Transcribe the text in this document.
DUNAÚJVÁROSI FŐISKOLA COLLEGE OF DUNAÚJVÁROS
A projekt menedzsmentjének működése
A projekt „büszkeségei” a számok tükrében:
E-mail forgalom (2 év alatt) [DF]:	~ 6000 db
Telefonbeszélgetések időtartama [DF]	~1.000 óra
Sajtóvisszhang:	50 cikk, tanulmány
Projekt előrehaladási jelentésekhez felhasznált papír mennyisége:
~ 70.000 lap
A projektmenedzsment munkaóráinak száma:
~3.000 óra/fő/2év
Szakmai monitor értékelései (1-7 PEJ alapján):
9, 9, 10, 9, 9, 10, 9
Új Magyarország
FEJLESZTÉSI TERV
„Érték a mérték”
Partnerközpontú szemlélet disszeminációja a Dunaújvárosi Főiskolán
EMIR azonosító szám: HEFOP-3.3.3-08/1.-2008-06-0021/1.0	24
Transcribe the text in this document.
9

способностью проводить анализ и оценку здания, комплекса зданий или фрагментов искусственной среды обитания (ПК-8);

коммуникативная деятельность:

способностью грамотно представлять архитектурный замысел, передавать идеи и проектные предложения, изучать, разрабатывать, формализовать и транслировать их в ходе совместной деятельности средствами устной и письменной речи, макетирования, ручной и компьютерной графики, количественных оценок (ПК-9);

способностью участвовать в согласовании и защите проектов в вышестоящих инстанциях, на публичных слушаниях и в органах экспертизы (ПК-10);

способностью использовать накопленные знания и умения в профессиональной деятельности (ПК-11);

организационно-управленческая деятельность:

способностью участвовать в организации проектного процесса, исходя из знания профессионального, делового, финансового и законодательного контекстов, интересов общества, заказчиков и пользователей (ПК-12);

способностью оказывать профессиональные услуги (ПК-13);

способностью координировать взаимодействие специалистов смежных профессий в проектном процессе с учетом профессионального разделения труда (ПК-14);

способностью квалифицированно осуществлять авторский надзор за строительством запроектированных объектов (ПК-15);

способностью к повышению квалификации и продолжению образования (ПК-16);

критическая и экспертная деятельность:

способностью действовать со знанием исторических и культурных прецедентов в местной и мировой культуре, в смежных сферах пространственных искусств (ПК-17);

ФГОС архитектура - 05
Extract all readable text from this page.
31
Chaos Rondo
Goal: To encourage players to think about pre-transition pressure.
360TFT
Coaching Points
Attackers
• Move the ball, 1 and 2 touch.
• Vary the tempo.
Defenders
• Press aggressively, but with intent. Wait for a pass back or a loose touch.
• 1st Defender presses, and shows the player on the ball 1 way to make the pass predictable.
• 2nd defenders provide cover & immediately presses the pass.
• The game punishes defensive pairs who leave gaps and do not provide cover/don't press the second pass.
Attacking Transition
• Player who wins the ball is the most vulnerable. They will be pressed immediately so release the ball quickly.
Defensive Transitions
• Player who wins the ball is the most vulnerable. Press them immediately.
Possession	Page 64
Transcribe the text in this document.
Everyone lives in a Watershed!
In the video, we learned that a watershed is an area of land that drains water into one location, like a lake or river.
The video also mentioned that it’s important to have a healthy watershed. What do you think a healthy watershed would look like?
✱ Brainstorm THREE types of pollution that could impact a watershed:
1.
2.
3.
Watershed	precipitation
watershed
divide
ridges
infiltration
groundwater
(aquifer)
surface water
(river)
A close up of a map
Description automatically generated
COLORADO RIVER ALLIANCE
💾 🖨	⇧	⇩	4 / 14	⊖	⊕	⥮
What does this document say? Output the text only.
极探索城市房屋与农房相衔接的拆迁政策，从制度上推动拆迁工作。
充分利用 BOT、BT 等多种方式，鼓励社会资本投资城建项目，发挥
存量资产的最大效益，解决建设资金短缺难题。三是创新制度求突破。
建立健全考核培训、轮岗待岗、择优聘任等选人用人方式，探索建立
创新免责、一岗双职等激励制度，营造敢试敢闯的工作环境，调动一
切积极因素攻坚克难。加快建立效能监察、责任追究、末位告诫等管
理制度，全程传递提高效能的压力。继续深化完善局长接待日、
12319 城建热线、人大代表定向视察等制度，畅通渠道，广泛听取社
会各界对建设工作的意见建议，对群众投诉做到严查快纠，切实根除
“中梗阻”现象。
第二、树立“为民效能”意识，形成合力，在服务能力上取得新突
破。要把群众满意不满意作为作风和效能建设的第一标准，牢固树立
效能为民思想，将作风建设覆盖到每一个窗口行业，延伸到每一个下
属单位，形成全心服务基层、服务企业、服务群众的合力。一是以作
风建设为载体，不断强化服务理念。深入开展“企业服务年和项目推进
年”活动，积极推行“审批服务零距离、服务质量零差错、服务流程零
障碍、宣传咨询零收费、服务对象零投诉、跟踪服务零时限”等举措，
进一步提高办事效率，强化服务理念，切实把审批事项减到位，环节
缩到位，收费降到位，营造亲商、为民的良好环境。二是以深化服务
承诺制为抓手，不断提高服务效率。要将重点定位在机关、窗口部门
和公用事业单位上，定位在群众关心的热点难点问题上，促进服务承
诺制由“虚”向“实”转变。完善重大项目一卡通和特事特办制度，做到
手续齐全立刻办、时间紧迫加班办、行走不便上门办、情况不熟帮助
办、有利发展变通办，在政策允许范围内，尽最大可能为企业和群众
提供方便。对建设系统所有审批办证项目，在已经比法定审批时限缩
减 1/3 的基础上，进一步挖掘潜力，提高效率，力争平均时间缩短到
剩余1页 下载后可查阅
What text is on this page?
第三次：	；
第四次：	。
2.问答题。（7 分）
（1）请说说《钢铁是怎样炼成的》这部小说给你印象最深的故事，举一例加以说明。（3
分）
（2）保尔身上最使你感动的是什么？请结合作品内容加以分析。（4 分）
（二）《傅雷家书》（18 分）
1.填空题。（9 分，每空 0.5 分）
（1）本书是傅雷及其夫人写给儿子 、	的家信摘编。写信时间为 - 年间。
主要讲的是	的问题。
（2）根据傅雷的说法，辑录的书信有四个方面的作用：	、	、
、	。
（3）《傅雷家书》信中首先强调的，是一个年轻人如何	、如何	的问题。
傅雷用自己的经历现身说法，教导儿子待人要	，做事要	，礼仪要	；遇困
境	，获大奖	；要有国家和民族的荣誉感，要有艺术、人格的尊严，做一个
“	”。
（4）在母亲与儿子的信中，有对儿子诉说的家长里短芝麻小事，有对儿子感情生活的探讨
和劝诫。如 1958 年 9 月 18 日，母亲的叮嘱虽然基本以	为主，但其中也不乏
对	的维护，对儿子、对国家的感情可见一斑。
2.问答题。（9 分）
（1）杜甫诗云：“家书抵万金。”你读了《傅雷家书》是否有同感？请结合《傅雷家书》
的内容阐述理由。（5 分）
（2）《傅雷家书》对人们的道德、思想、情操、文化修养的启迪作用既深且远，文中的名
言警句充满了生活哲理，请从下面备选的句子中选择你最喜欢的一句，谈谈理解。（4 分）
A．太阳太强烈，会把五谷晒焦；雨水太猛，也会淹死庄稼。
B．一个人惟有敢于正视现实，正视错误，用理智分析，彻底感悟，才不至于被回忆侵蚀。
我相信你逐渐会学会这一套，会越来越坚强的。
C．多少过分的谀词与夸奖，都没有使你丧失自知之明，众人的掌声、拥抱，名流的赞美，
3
○ ○ ○ ○ ○
▶ _Given instruction_
Quote each line above in full, word for word.

▶ _Correct response_
Transcribe the text in this document.
DUNAÚJVÁROSI FŐISKOLA COLLEGE OF DUNAÚJVÁROS
A projekt menedzsmentjének működése
A projekt „büszkeségei” a számok tükrében:
E-mail forgalom (2 év alatt) [DF]:	~ 6000 db
Telefonbeszélgetések időtartama [DF]	~1.000 óra
Sajtóvisszhang:	50 cikk, tanulmány
Projekt előrehaladási jelentésekhez felhasznált papír mennyisége:
~ 70.000 lap
A projektmenedzsment munkaóráinak száma:
~3.000 óra/fő/2év
Szakmai monitor értékelései (1-7 PEJ alapján):
9, 9, 10, 9, 9, 10, 9
Új Magyarország
FEJLESZTÉSI TERV
„Érték a mérték”
Partnerközpontú szemlélet disszeminációja a Dunaújvárosi Főiskolán
EMIR azonosító szám: HEFOP-3.3.3-08/1.-2008-06-0021/1.0	24
Transcribe the text in this document.
9

способностью проводить анализ и оценку здания, комплекса зданий или фрагментов искусственной среды обитания (ПК-8);

коммуникативная деятельность:

способностью грамотно представлять архитектурный замысел, передавать идеи и проектные предложения, изучать, разрабатывать, формализовать и транслировать их в ходе совместной деятельности средствами устной и письменной речи, макетирования, ручной и компьютерной графики, количественных оценок (ПК-9);

способностью участвовать в согласовании и защите проектов в вышестоящих инстанциях, на публичных слушаниях и в органах экспертизы (ПК-10);

способностью использовать накопленные знания и умения в профессиональной деятельности (ПК-11);

организационно-управленческая деятельность:

способностью участвовать в организации проектного процесса, исходя из знания профессионального, делового, финансового и законодательного контекстов, интересов общества, заказчиков и пользователей (ПК-12);

способностью оказывать профессиональные услуги (ПК-13);

способностью координировать взаимодействие специалистов смежных профессий в проектном процессе с учетом профессионального разделения труда (ПК-14);

способностью квалифицированно осуществлять авторский надзор за строительством запроектированных объектов (ПК-15);

способностью к повышению квалификации и продолжению образования (ПК-16);

критическая и экспертная деятельность:

способностью действовать со знанием исторических и культурных прецедентов в местной и мировой культуре, в смежных сферах пространственных искусств (ПК-17);

ФГОС архитектура - 05
Extract all readable text from this page.
31
Chaos Rondo
Goal: To encourage players to think about pre-transition pressure.
360TFT
Coaching Points
Attackers
• Move the ball, 1 and 2 touch.
• Vary the tempo.
Defenders
• Press aggressively, but with intent. Wait for a pass back or a loose touch.
• 1st Defender presses, and shows the player on the ball 1 way to make the pass predictable.
• 2nd defenders provide cover & immediately presses the pass.
• The game punishes defensive pairs who leave gaps and do not provide cover/don't press the second pass.
Attacking Transition
• Player who wins the ball is the most vulnerable. They will be pressed immediately so release the ball quickly.
Defensive Transitions
• Player who wins the ball is the most vulnerable. Press them immediately.
Possession	Page 64
Transcribe the text in this document.
Everyone lives in a Watershed!
In the video, we learned that a watershed is an area of land that drains water into one location, like a lake or river.
The video also mentioned that it’s important to have a healthy watershed. What do you think a healthy watershed would look like?
✱ Brainstorm THREE types of pollution that could impact a watershed:
1.
2.
3.
Watershed	precipitation
watershed
divide
ridges
infiltration
groundwater
(aquifer)
surface water
(river)
A close up of a map
Description automatically generated
COLORADO RIVER ALLIANCE
💾 🖨	⇧	⇩	4 / 14	⊖	⊕	⥮
What does this document say? Output the text only.
极探索城市房屋与农房相衔接的拆迁政策，从制度上推动拆迁工作。
充分利用 BOT、BT 等多种方式，鼓励社会资本投资城建项目，发挥
存量资产的最大效益，解决建设资金短缺难题。三是创新制度求突破。
建立健全考核培训、轮岗待岗、择优聘任等选人用人方式，探索建立
创新免责、一岗双职等激励制度，营造敢试敢闯的工作环境，调动一
切积极因素攻坚克难。加快建立效能监察、责任追究、末位告诫等管
理制度，全程传递提高效能的压力。继续深化完善局长接待日、
12319 城建热线、人大代表定向视察等制度，畅通渠道，广泛听取社
会各界对建设工作的意见建议，对群众投诉做到严查快纠，切实根除
“中梗阻”现象。
第二、树立“为民效能”意识，形成合力，在服务能力上取得新突
破。要把群众满意不满意作为作风和效能建设的第一标准，牢固树立
效能为民思想，将作风建设覆盖到每一个窗口行业，延伸到每一个下
属单位，形成全心服务基层、服务企业、服务群众的合力。一是以作
风建设为载体，不断强化服务理念。深入开展“企业服务年和项目推进
年”活动，积极推行“审批服务零距离、服务质量零差错、服务流程零
障碍、宣传咨询零收费、服务对象零投诉、跟踪服务零时限”等举措，
进一步提高办事效率，强化服务理念，切实把审批事项减到位，环节
缩到位，收费降到位，营造亲商、为民的良好环境。二是以深化服务
承诺制为抓手，不断提高服务效率。要将重点定位在机关、窗口部门
和公用事业单位上，定位在群众关心的热点难点问题上，促进服务承
诺制由“虚”向“实”转变。完善重大项目一卡通和特事特办制度，做到
手续齐全立刻办、时间紧迫加班办、行走不便上门办、情况不熟帮助
办、有利发展变通办，在政策允许范围内，尽最大可能为企业和群众
提供方便。对建设系统所有审批办证项目，在已经比法定审批时限缩
减 1/3 的基础上，进一步挖掘潜力，提高效率，力争平均时间缩短到
剩余1页 下载后可查阅
What text is on this page?
第三次：	；
第四次：	。
2.问答题。（7 分）
（1）请说说《钢铁是怎样炼成的》这部小说给你印象最深的故事，举一例加以说明。（3
分）
（2）保尔身上最使你感动的是什么？请结合作品内容加以分析。（4 分）
（二）《傅雷家书》（18 分）
1.填空题。（9 分，每空 0.5 分）
（1）本书是傅雷及其夫人写给儿子 、	的家信摘编。写信时间为 - 年间。
主要讲的是	的问题。
（2）根据傅雷的说法，辑录的书信有四个方面的作用：	、	、
、	。
（3）《傅雷家书》信中首先强调的，是一个年轻人如何	、如何	的问题。
傅雷用自己的经历现身说法，教导儿子待人要	，做事要	，礼仪要	；遇困
境	，获大奖	；要有国家和民族的荣誉感，要有艺术、人格的尊严，做一个
“	”。
（4）在母亲与儿子的信中，有对儿子诉说的家长里短芝麻小事，有对儿子感情生活的探讨
和劝诫。如 1958 年 9 月 18 日，母亲的叮嘱虽然基本以	为主，但其中也不乏
对	的维护，对儿子、对国家的感情可见一斑。
2.问答题。（9 分）
（1）杜甫诗云：“家书抵万金。”你读了《傅雷家书》是否有同感？请结合《傅雷家书》
的内容阐述理由。（5 分）
（2）《傅雷家书》对人们的道德、思想、情操、文化修养的启迪作用既深且远，文中的名
言警句充满了生活哲理，请从下面备选的句子中选择你最喜欢的一句，谈谈理解。（4 分）
A．太阳太强烈，会把五谷晒焦；雨水太猛，也会淹死庄稼。
B．一个人惟有敢于正视现实，正视错误，用理智分析，彻底感悟，才不至于被回忆侵蚀。
我相信你逐渐会学会这一套，会越来越坚强的。
C．多少过分的谀词与夸奖，都没有使你丧失自知之明，众人的掌声、拥抱，名流的赞美，
3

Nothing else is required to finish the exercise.